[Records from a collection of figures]
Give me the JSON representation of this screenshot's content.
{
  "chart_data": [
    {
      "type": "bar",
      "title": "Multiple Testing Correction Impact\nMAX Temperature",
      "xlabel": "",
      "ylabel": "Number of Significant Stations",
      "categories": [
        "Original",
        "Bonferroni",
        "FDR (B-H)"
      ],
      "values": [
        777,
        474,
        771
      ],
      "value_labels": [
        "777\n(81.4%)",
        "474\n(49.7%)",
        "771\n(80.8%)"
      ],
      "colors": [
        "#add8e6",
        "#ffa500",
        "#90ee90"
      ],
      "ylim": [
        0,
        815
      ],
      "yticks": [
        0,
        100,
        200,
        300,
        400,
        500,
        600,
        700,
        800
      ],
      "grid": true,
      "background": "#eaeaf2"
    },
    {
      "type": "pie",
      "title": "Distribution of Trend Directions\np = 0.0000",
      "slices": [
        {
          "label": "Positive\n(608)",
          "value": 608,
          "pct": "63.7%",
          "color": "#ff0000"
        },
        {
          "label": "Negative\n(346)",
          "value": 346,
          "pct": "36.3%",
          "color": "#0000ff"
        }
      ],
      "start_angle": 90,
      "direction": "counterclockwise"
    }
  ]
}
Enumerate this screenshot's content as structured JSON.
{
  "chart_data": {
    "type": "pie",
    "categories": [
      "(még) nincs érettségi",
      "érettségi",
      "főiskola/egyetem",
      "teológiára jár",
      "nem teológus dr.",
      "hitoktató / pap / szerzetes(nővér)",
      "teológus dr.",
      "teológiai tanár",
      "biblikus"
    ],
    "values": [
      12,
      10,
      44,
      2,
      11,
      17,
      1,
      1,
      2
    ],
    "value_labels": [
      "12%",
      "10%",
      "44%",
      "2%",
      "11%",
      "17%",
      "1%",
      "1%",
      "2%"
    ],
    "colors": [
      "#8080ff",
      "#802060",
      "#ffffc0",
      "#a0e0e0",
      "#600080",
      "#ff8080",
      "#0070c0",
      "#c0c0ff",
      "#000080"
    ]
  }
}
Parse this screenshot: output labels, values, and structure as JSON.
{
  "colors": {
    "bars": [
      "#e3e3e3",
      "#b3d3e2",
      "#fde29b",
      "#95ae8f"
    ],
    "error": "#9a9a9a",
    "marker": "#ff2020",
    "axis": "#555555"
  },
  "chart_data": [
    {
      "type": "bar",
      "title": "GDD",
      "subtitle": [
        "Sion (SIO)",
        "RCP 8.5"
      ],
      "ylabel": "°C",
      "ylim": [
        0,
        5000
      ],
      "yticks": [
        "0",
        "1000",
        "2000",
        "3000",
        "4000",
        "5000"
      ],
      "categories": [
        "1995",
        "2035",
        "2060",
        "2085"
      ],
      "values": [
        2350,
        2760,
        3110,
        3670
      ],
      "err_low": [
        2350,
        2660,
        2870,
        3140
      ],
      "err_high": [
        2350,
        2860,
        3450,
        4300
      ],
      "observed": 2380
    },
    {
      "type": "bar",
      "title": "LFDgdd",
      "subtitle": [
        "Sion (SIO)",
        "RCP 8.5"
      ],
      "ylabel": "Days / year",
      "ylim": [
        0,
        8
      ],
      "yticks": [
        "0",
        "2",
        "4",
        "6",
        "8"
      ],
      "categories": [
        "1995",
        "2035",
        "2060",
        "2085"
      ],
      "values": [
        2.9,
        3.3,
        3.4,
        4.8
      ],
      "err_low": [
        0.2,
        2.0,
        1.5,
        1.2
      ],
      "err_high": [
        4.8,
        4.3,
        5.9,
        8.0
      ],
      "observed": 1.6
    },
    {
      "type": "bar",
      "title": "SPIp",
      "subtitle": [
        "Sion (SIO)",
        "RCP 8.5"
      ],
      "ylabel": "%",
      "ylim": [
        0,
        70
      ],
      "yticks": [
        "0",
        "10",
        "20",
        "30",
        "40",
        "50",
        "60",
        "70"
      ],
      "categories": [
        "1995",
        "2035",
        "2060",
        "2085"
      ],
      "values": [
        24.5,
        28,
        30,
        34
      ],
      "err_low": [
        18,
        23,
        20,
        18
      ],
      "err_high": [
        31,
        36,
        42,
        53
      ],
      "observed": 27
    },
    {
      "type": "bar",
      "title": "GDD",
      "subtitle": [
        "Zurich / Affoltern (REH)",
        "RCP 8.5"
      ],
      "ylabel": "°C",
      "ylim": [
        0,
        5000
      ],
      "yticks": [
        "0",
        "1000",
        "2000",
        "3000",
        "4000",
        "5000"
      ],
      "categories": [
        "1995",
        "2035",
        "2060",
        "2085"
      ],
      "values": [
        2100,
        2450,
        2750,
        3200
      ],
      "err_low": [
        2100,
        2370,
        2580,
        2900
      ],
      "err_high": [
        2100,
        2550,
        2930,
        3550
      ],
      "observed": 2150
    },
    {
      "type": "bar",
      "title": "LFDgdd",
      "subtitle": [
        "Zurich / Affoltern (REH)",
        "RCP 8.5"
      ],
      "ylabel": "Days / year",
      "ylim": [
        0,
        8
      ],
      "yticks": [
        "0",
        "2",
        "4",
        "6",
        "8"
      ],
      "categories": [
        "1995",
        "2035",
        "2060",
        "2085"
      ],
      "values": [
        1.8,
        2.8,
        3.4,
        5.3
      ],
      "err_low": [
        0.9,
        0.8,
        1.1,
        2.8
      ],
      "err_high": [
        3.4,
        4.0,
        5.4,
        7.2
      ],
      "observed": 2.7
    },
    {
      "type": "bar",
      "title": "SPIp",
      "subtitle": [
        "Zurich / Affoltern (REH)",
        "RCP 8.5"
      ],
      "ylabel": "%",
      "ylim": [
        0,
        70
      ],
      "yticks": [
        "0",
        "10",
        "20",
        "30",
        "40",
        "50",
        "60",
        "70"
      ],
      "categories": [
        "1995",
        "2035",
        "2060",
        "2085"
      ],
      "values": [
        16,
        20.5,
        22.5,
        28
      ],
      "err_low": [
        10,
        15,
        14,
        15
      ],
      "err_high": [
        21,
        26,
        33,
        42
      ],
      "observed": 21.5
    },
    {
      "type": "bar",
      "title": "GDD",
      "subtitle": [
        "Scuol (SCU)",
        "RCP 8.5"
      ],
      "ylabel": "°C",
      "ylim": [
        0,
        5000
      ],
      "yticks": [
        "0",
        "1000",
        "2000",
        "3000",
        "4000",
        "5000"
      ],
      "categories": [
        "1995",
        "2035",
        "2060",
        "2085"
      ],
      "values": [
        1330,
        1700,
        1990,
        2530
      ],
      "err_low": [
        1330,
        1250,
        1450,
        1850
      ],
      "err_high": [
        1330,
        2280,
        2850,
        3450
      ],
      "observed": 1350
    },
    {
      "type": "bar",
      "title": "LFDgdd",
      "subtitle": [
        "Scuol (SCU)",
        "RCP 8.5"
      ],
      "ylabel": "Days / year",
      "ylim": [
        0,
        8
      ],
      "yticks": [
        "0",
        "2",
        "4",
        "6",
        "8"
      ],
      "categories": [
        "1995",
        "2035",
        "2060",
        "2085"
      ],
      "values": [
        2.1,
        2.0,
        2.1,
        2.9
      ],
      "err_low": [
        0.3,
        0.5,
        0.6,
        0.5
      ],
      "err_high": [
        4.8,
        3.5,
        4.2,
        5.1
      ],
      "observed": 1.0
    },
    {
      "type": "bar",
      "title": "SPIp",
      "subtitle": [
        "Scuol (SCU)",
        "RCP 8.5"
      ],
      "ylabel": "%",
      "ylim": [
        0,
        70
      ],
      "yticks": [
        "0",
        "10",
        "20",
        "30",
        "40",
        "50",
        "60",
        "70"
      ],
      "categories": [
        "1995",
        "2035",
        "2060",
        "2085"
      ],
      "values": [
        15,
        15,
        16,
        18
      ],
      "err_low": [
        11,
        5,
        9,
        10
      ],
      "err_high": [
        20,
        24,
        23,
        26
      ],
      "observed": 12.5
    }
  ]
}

(Task goal) Give only the count of lines in this material that contain the string "observed".

(Answer) 9